— Source extract —
────────────────────────────────────────
You can use the following techniques to import data into an Aurora multi-master cluster:

  • You can import logical (SQL-format) dumps from other MySQL-compatible servers to Aurora multi-master clusters, if the statements don't use any features that aren't supported in Aurora. For example, a logical dump from a table containing MySQL Full-Text Search (FTS) indexes doesn't work because the FTS feature is not supported on multi-master clusters.

  • You can use managed services such as DMS to migrate data into an Aurora multi-master cluster.

  • For migrations into an Aurora multi-master cluster from a server that isn't compatible with MySQL, follow existing instructions for heterogeneous Aurora migrations.

  • Aurora multi-master clusters can produce MySQL-compatible logical dumps in SQL format. Any migration tool (for example, AWS DMS) that can understand such format can consume data dumps from Aurora multi-master clusters.

  • Aurora doesn't support binary logging with the multi-master cluster as the binlog master or worker. You can't use binlog-based CDC tools with multi-master clusters.

  • When migrating from non-MySQL-compatible servers, you can replicate into a multi-master cluster using the continuous change data capture (CDC) feature of AWS DMS. That type of replication transmits SQL statements to the destination cluster, thus the restriction on binlog replication doesn't apply.

For a detailed discussion of migration techniques and recommendations, see the Amazon Aurora Migration Handbook AWS whitepaper. Some of the migration methods listed in the handbook might not apply to Aurora multi-master clusters, but the document is a great overall source of knowledge about Aurora migration topics.

Exporting Data from a Multi-Master Cluster

You can save a snapshot of a multi-master cluster and restore it to another multi-master cluster. Currently, you can't restore a multi-master cluster snapshot into a single-master cluster.

To migrate data from a multi-master cluster to a single-master cluster, use a logical dump and restore with a tool such as mysqldump.

You can't use a multi-master cluster as the source or destination for binary log replication.
────────────────────────────────────────
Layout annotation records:
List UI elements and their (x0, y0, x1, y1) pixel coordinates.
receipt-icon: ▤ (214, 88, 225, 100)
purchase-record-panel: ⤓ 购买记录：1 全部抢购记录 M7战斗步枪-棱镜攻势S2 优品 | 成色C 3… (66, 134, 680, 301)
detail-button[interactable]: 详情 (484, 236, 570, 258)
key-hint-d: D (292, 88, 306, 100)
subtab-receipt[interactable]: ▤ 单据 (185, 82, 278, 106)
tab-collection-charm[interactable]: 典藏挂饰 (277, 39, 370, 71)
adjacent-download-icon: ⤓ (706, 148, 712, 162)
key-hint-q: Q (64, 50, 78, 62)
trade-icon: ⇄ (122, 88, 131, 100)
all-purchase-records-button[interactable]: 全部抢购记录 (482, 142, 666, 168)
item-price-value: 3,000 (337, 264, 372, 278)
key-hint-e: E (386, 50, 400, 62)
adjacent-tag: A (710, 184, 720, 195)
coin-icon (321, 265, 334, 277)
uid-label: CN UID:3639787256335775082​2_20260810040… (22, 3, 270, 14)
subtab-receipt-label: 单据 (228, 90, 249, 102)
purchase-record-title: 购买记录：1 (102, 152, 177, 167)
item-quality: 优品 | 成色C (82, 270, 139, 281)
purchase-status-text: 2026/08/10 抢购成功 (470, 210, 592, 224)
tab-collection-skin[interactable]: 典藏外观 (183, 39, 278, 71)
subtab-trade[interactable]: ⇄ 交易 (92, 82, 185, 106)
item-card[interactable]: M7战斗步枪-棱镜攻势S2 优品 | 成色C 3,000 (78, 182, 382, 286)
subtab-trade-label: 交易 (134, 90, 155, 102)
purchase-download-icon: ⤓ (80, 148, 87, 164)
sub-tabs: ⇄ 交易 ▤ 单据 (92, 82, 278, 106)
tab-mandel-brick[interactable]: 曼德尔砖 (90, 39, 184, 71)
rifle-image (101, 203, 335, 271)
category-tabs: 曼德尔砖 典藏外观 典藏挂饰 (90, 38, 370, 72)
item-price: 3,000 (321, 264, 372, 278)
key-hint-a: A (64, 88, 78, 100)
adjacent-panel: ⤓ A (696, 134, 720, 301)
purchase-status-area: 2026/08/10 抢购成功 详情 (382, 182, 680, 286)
────────────────────────────────────────
— Job 1 —
Reproduce the passage of the Aurora multi-master migration text from "You can use the" to "Aurora multi-master cluster.", copying it word for word.
— Job 2 —
Extend the Aurora multi-master migration text with a few more sentences, starting after its final sentence.

— Exercise answer 1 —
You can use the following techniques to import data into an Aurora multi-master cluster:

  • You can import logical (SQL-format) dumps from other MySQL-compatible servers to Aurora multi-master clusters, if the statements don't use any features that aren't supported in Aurora. For example, a logical dump from a table containing MySQL Full-Text Search (FTS) indexes doesn't work because the FTS feature is not supported on multi-master clusters.

  • You can use managed services such as DMS to migrate data into an Aurora multi-master cluster.

— Exercise answer 2 —
High Availability Considerations for Aurora Multi-Master Clusters

In an Aurora multi-master cluster, any DB instance can restart without causing any other instance to restart. This behavior provides a higher level of availability for read-write and read-only connections than for Aurora single-master clusters. We refer to this availability level as continuous availability. In multi-master clusters, there is no downtime for write availability when a writer DB instance fails. Multi-master clusters don't use the failover mechanism, because all cluster instances are writable. If a DB instance fails in a multi-master cluster, your application can redirect the workload towards the remaining healthy instances.

In a single-master cluster, restarting the primary instance makes write operations unavailable until the failover mechanism promotes a new primary instance. Read-only operations also experience a brief downtime because all the Aurora Replicas in the cluster restart.

To minimize downtime for applications in a multi-master cluster, implement frequent SQL-level health checks. If a DB instance in a multi-master cluster becomes unavailable, you can decide what to do based on the expected length of the outage and the urgency of write operations in the workload. If you expect the outage to be brief and the write operations aren't urgent, you can wait for the DB instance to recover before resuming the workload that is normally handled by that DB instance. Alternatively, you can redirect that workload to a different DB instance. The underlying data remains available at all time to all DB instances in the cluster. The highly distributed Aurora storage volume keeps the data continuously available even in the unlikely event of a failure affecting an entire AZ. For information about the timing considerations for switching write operations away from an unavailable DB instance, see Using a Multi-Master Cluster as an Active Standby.

Replication Between Multi-Master Clusters and Other Clusters

Multi-master clusters don't support incoming or outgoing binary log replication.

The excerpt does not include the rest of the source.